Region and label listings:
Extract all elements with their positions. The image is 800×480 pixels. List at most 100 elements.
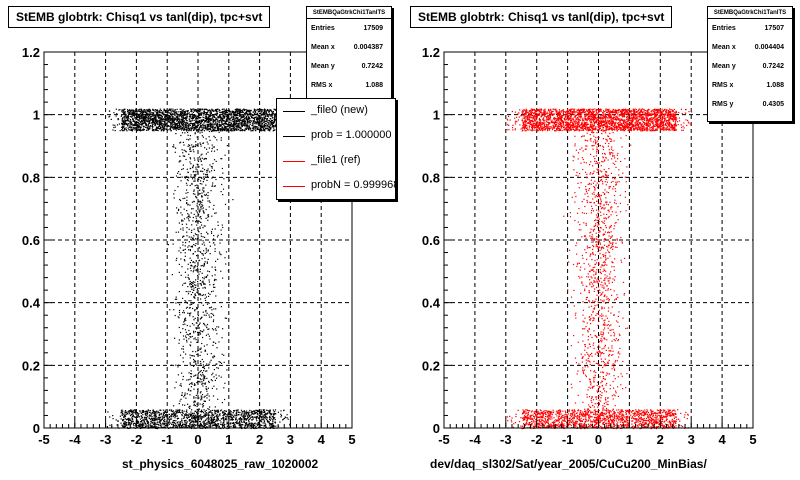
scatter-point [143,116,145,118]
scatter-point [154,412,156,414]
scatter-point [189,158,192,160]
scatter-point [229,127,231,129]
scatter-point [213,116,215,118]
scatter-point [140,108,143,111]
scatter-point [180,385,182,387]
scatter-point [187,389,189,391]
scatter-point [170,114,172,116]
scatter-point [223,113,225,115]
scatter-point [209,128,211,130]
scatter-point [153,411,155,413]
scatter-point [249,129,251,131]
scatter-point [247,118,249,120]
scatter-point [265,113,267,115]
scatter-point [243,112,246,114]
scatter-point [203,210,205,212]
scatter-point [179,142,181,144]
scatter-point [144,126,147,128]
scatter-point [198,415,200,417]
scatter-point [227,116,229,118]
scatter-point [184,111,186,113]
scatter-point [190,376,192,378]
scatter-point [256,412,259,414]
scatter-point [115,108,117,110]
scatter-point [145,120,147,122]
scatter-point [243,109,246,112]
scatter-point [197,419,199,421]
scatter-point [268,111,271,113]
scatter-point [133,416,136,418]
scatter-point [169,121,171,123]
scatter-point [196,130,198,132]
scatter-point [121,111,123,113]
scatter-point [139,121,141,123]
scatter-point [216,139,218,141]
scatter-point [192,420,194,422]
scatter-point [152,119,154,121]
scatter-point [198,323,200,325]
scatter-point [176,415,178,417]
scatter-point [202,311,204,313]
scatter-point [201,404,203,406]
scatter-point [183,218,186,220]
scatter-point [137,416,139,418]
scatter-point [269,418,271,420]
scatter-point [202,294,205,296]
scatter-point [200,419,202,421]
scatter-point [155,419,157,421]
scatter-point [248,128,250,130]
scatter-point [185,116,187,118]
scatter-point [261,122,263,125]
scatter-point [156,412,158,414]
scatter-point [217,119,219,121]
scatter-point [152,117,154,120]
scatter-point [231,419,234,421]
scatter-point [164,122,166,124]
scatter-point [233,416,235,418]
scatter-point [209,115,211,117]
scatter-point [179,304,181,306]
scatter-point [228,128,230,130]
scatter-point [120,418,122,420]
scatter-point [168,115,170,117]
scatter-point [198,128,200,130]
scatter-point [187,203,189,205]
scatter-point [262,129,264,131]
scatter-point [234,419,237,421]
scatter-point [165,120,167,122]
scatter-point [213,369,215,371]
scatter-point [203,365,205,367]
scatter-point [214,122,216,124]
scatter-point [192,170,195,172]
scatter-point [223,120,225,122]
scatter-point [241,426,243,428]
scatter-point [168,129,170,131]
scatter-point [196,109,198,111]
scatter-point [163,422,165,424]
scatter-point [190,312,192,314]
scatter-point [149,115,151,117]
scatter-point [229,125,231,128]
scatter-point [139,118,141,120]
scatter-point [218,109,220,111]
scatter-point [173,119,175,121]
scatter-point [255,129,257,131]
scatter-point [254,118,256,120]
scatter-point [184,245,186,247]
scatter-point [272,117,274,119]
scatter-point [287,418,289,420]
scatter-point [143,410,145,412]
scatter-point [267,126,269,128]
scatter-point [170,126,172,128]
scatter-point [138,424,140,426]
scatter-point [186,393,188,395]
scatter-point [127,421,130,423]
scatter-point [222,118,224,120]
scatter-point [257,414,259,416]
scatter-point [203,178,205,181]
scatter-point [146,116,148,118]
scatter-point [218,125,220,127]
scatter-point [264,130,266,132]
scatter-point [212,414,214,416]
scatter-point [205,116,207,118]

What you have to do: Reproduce all of the lines above word for word, omitting the pictures.

Result for this task:
Extract all elements with their positions. The image is 800×480 pixels. List at most 100 elements.
scatter-point [143,116,145,118]
scatter-point [154,412,156,414]
scatter-point [189,158,192,160]
scatter-point [229,127,231,129]
scatter-point [213,116,215,118]
scatter-point [140,108,143,111]
scatter-point [180,385,182,387]
scatter-point [187,389,189,391]
scatter-point [170,114,172,116]
scatter-point [223,113,225,115]
scatter-point [209,128,211,130]
scatter-point [153,411,155,413]
scatter-point [249,129,251,131]
scatter-point [247,118,249,120]
scatter-point [265,113,267,115]
scatter-point [243,112,246,114]
scatter-point [203,210,205,212]
scatter-point [179,142,181,144]
scatter-point [144,126,147,128]
scatter-point [198,415,200,417]
scatter-point [227,116,229,118]
scatter-point [184,111,186,113]
scatter-point [190,376,192,378]
scatter-point [256,412,259,414]
scatter-point [115,108,117,110]
scatter-point [145,120,147,122]
scatter-point [243,109,246,112]
scatter-point [197,419,199,421]
scatter-point [268,111,271,113]
scatter-point [133,416,136,418]
scatter-point [169,121,171,123]
scatter-point [196,130,198,132]
scatter-point [121,111,123,113]
scatter-point [139,121,141,123]
scatter-point [216,139,218,141]
scatter-point [192,420,194,422]
scatter-point [152,119,154,121]
scatter-point [198,323,200,325]
scatter-point [176,415,178,417]
scatter-point [202,311,204,313]
scatter-point [201,404,203,406]
scatter-point [183,218,186,220]
scatter-point [137,416,139,418]
scatter-point [269,418,271,420]
scatter-point [202,294,205,296]
scatter-point [200,419,202,421]
scatter-point [155,419,157,421]
scatter-point [248,128,250,130]
scatter-point [185,116,187,118]
scatter-point [261,122,263,125]
scatter-point [156,412,158,414]
scatter-point [217,119,219,121]
scatter-point [152,117,154,120]
scatter-point [231,419,234,421]
scatter-point [164,122,166,124]
scatter-point [233,416,235,418]
scatter-point [209,115,211,117]
scatter-point [179,304,181,306]
scatter-point [228,128,230,130]
scatter-point [120,418,122,420]
scatter-point [168,115,170,117]
scatter-point [198,128,200,130]
scatter-point [187,203,189,205]
scatter-point [262,129,264,131]
scatter-point [234,419,237,421]
scatter-point [165,120,167,122]
scatter-point [213,369,215,371]
scatter-point [203,365,205,367]
scatter-point [214,122,216,124]
scatter-point [192,170,195,172]
scatter-point [223,120,225,122]
scatter-point [241,426,243,428]
scatter-point [168,129,170,131]
scatter-point [196,109,198,111]
scatter-point [163,422,165,424]
scatter-point [190,312,192,314]
scatter-point [149,115,151,117]
scatter-point [229,125,231,128]
scatter-point [139,118,141,120]
scatter-point [218,109,220,111]
scatter-point [173,119,175,121]
scatter-point [255,129,257,131]
scatter-point [254,118,256,120]
scatter-point [184,245,186,247]
scatter-point [272,117,274,119]
scatter-point [287,418,289,420]
scatter-point [143,410,145,412]
scatter-point [267,126,269,128]
scatter-point [170,126,172,128]
scatter-point [138,424,140,426]
scatter-point [186,393,188,395]
scatter-point [127,421,130,423]
scatter-point [222,118,224,120]
scatter-point [257,414,259,416]
scatter-point [203,178,205,181]
scatter-point [146,116,148,118]
scatter-point [218,125,220,127]
scatter-point [264,130,266,132]
scatter-point [212,414,214,416]
scatter-point [205,116,207,118]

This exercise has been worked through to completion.